— SET PROBLEM —
Extract the listing in its entirety, keeping each line identical to the original.

Dataset listings of figures:
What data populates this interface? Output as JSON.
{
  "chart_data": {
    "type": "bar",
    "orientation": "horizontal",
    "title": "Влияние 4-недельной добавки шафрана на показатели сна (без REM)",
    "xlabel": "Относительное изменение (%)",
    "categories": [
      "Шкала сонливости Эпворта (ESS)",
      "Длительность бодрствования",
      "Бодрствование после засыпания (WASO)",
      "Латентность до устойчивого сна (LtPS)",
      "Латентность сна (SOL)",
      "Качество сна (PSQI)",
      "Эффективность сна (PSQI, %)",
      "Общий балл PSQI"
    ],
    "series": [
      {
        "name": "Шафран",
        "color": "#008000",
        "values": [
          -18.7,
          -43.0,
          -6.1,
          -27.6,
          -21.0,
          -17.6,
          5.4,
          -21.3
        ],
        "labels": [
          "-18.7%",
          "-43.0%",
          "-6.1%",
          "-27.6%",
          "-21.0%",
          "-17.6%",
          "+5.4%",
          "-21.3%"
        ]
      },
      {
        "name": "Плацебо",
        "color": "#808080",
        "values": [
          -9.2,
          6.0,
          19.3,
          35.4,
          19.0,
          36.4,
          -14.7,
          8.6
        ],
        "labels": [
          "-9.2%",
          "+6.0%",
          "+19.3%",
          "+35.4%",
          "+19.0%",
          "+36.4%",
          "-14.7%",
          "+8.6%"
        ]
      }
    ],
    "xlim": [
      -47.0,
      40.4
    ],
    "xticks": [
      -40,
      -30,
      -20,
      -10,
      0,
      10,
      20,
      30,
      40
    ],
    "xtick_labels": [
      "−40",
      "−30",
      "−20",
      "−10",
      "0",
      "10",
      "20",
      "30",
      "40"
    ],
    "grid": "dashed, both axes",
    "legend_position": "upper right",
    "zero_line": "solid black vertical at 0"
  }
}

— REPLY TO THE TASK —
What data populates this interface? Output as JSON.
{
  "chart_data": {
    "type": "bar",
    "orientation": "horizontal",
    "title": "Влияние 4-недельной добавки шафрана на показатели сна (без REM)",
    "xlabel": "Относительное изменение (%)",
    "categories": [
      "Шкала сонливости Эпворта (ESS)",
      "Длительность бодрствования",
      "Бодрствование после засыпания (WASO)",
      "Латентность до устойчивого сна (LtPS)",
      "Латентность сна (SOL)",
      "Качество сна (PSQI)",
      "Эффективность сна (PSQI, %)",
      "Общий балл PSQI"
    ],
    "series": [
      {
        "name": "Шафран",
        "color": "#008000",
        "values": [
          -18.7,
          -43.0,
          -6.1,
          -27.6,
          -21.0,
          -17.6,
          5.4,
          -21.3
        ],
        "labels": [
          "-18.7%",
          "-43.0%",
          "-6.1%",
          "-27.6%",
          "-21.0%",
          "-17.6%",
          "+5.4%",
          "-21.3%"
        ]
      },
      {
        "name": "Плацебо",
        "color": "#808080",
        "values": [
          -9.2,
          6.0,
          19.3,
          35.4,
          19.0,
          36.4,
          -14.7,
          8.6
        ],
        "labels": [
          "-9.2%",
          "+6.0%",
          "+19.3%",
          "+35.4%",
          "+19.0%",
          "+36.4%",
          "-14.7%",
          "+8.6%"
        ]
      }
    ],
    "xlim": [
      -47.0,
      40.4
    ],
    "xticks": [
      -40,
      -30,
      -20,
      -10,
      0,
      10,
      20,
      30,
      40
    ],
    "xtick_labels": [
      "−40",
      "−30",
      "−20",
      "−10",
      "0",
      "10",
      "20",
      "30",
      "40"
    ],
    "grid": "dashed, both axes",
    "legend_position": "upper right",
    "zero_line": "solid black vertical at 0"
  }
}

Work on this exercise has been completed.